►
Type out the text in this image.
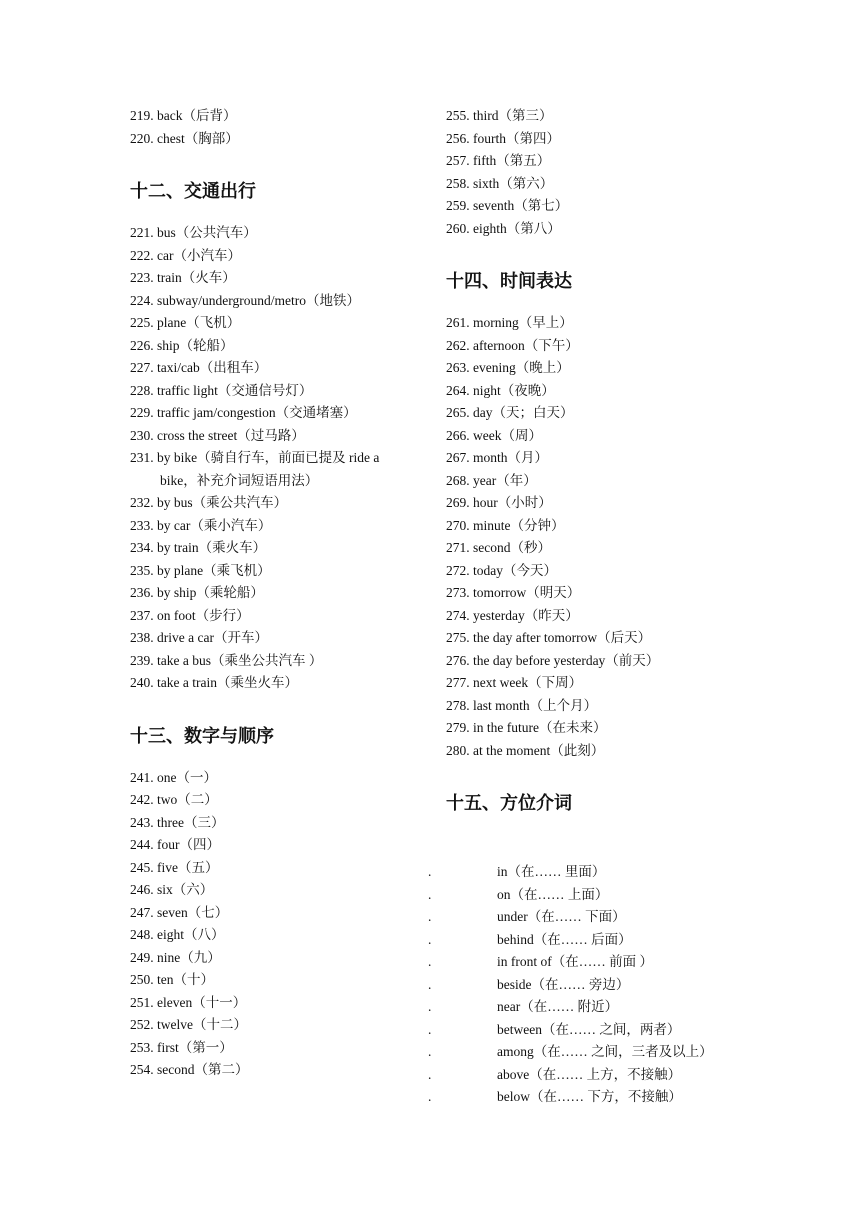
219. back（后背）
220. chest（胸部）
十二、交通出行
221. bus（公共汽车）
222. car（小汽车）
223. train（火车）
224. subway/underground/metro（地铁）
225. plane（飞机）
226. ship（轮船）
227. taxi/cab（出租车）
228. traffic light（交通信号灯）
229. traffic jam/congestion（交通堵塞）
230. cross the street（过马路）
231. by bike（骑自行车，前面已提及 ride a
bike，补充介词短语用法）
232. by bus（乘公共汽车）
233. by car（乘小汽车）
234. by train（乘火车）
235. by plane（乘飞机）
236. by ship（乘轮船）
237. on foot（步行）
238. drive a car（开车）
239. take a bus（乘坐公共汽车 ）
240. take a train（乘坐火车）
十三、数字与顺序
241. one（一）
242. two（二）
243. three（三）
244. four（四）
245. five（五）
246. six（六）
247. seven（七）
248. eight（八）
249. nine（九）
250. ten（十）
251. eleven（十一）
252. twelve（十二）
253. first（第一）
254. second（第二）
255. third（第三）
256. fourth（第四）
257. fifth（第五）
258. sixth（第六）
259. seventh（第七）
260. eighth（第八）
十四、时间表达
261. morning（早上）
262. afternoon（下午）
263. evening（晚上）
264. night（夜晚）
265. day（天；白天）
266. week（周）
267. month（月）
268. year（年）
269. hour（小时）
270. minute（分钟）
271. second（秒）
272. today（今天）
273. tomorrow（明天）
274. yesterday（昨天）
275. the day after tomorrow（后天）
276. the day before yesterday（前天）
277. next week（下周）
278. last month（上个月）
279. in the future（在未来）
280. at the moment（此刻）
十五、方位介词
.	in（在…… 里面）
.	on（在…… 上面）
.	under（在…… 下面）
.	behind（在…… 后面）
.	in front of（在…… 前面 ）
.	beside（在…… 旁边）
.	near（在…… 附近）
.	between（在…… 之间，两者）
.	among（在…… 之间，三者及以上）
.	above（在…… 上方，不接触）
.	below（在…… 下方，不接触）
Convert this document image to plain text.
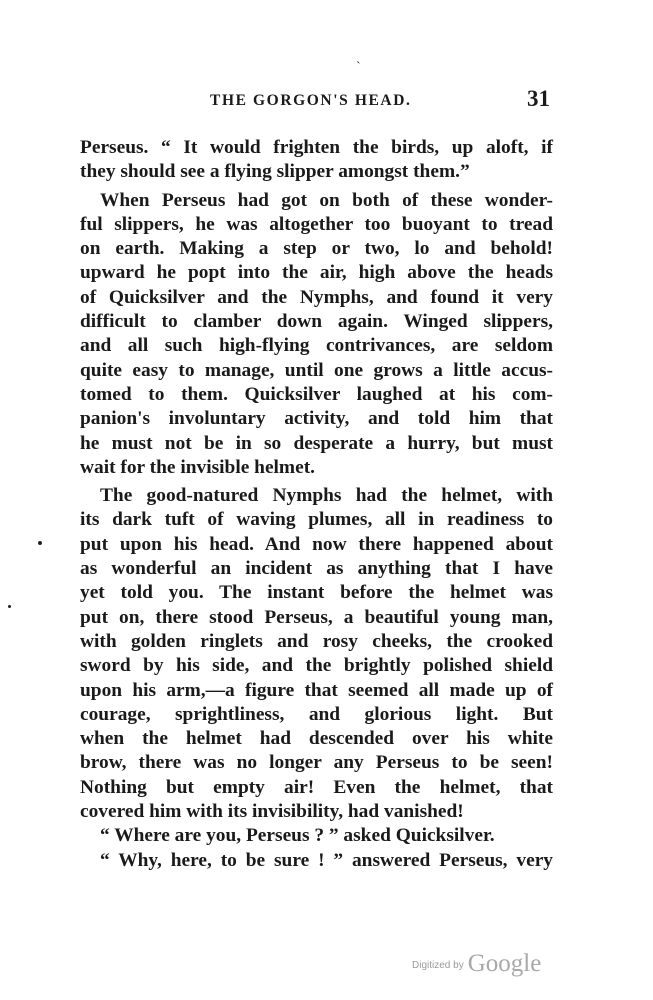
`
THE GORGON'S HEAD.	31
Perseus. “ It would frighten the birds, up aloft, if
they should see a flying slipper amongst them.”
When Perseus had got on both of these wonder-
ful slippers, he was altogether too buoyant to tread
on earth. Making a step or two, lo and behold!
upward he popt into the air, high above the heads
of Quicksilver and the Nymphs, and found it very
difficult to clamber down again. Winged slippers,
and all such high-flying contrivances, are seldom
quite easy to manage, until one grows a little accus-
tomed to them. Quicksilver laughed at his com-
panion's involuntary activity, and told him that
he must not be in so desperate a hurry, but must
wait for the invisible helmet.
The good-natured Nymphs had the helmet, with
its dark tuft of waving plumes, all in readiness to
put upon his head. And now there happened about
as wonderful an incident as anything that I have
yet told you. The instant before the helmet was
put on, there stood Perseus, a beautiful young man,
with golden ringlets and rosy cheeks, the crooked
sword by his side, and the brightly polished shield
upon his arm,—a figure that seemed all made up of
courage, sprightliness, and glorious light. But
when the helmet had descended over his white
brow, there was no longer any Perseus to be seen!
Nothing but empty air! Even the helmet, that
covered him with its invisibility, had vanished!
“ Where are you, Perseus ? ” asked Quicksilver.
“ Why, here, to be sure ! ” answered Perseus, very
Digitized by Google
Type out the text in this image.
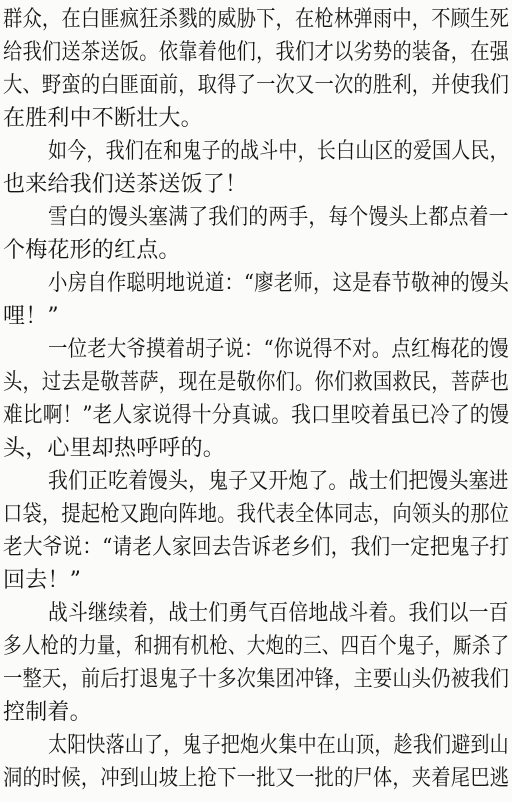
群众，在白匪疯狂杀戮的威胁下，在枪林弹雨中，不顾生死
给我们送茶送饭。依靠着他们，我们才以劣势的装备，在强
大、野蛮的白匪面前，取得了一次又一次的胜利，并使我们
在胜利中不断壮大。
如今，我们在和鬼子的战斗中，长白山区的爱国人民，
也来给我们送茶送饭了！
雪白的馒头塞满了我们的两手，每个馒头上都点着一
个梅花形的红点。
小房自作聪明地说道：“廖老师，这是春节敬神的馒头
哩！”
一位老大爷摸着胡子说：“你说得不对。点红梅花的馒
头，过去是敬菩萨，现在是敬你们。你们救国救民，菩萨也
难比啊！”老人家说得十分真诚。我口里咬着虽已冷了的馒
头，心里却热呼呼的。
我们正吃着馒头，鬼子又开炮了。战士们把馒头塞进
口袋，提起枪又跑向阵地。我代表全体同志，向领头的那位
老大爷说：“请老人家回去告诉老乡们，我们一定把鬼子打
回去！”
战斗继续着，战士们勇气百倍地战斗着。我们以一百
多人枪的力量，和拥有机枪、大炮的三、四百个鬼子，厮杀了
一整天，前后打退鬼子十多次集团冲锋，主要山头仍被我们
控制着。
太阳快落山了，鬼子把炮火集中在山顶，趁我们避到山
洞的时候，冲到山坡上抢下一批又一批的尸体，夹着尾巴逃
◄
● Task statement
Reproduce every record above exactly, but leave out the pictures.

● Response below
Type out the text in this image.
219. back（后背）
220. chest（胸部）
十二、交通出行
221. bus（公共汽车）
222. car（小汽车）
223. train（火车）
224. subway/underground/metro（地铁）
225. plane（飞机）
226. ship（轮船）
227. taxi/cab（出租车）
228. traffic light（交通信号灯）
229. traffic jam/congestion（交通堵塞）
230. cross the street（过马路）
231. by bike（骑自行车，前面已提及 ride a
bike，补充介词短语用法）
232. by bus（乘公共汽车）
233. by car（乘小汽车）
234. by train（乘火车）
235. by plane（乘飞机）
236. by ship（乘轮船）
237. on foot（步行）
238. drive a car（开车）
239. take a bus（乘坐公共汽车 ）
240. take a train（乘坐火车）
十三、数字与顺序
241. one（一）
242. two（二）
243. three（三）
244. four（四）
245. five（五）
246. six（六）
247. seven（七）
248. eight（八）
249. nine（九）
250. ten（十）
251. eleven（十一）
252. twelve（十二）
253. first（第一）
254. second（第二）
255. third（第三）
256. fourth（第四）
257. fifth（第五）
258. sixth（第六）
259. seventh（第七）
260. eighth（第八）
十四、时间表达
261. morning（早上）
262. afternoon（下午）
263. evening（晚上）
264. night（夜晚）
265. day（天；白天）
266. week（周）
267. month（月）
268. year（年）
269. hour（小时）
270. minute（分钟）
271. second（秒）
272. today（今天）
273. tomorrow（明天）
274. yesterday（昨天）
275. the day after tomorrow（后天）
276. the day before yesterday（前天）
277. next week（下周）
278. last month（上个月）
279. in the future（在未来）
280. at the moment（此刻）
十五、方位介词
.	in（在…… 里面）
.	on（在…… 上面）
.	under（在…… 下面）
.	behind（在…… 后面）
.	in front of（在…… 前面 ）
.	beside（在…… 旁边）
.	near（在…… 附近）
.	between（在…… 之间，两者）
.	among（在…… 之间，三者及以上）
.	above（在…… 上方，不接触）
.	below（在…… 下方，不接触）
Convert this document image to plain text.
`
THE GORGON'S HEAD.	31
Perseus. “ It would frighten the birds, up aloft, if
they should see a flying slipper amongst them.”
When Perseus had got on both of these wonder-
ful slippers, he was altogether too buoyant to tread
on earth. Making a step or two, lo and behold!
upward he popt into the air, high above the heads
of Quicksilver and the Nymphs, and found it very
difficult to clamber down again. Winged slippers,
and all such high-flying contrivances, are seldom
quite easy to manage, until one grows a little accus-
tomed to them. Quicksilver laughed at his com-
panion's involuntary activity, and told him that
he must not be in so desperate a hurry, but must
wait for the invisible helmet.
The good-natured Nymphs had the helmet, with
its dark tuft of waving plumes, all in readiness to
put upon his head. And now there happened about
as wonderful an incident as anything that I have
yet told you. The instant before the helmet was
put on, there stood Perseus, a beautiful young man,
with golden ringlets and rosy cheeks, the crooked
sword by his side, and the brightly polished shield
upon his arm,—a figure that seemed all made up of
courage, sprightliness, and glorious light. But
when the helmet had descended over his white
brow, there was no longer any Perseus to be seen!
Nothing but empty air! Even the helmet, that
covered him with its invisibility, had vanished!
“ Where are you, Perseus ? ” asked Quicksilver.
“ Why, here, to be sure ! ” answered Perseus, very
Digitized by Google
Type out the text in this image.
群众，在白匪疯狂杀戮的威胁下，在枪林弹雨中，不顾生死
给我们送茶送饭。依靠着他们，我们才以劣势的装备，在强
大、野蛮的白匪面前，取得了一次又一次的胜利，并使我们
在胜利中不断壮大。
如今，我们在和鬼子的战斗中，长白山区的爱国人民，
也来给我们送茶送饭了！
雪白的馒头塞满了我们的两手，每个馒头上都点着一
个梅花形的红点。
小房自作聪明地说道：“廖老师，这是春节敬神的馒头
哩！”
一位老大爷摸着胡子说：“你说得不对。点红梅花的馒
头，过去是敬菩萨，现在是敬你们。你们救国救民，菩萨也
难比啊！”老人家说得十分真诚。我口里咬着虽已冷了的馒
头，心里却热呼呼的。
我们正吃着馒头，鬼子又开炮了。战士们把馒头塞进
口袋，提起枪又跑向阵地。我代表全体同志，向领头的那位
老大爷说：“请老人家回去告诉老乡们，我们一定把鬼子打
回去！”
战斗继续着，战士们勇气百倍地战斗着。我们以一百
多人枪的力量，和拥有机枪、大炮的三、四百个鬼子，厮杀了
一整天，前后打退鬼子十多次集团冲锋，主要山头仍被我们
控制着。
太阳快落山了，鬼子把炮火集中在山顶，趁我们避到山
洞的时候，冲到山坡上抢下一批又一批的尸体，夹着尾巴逃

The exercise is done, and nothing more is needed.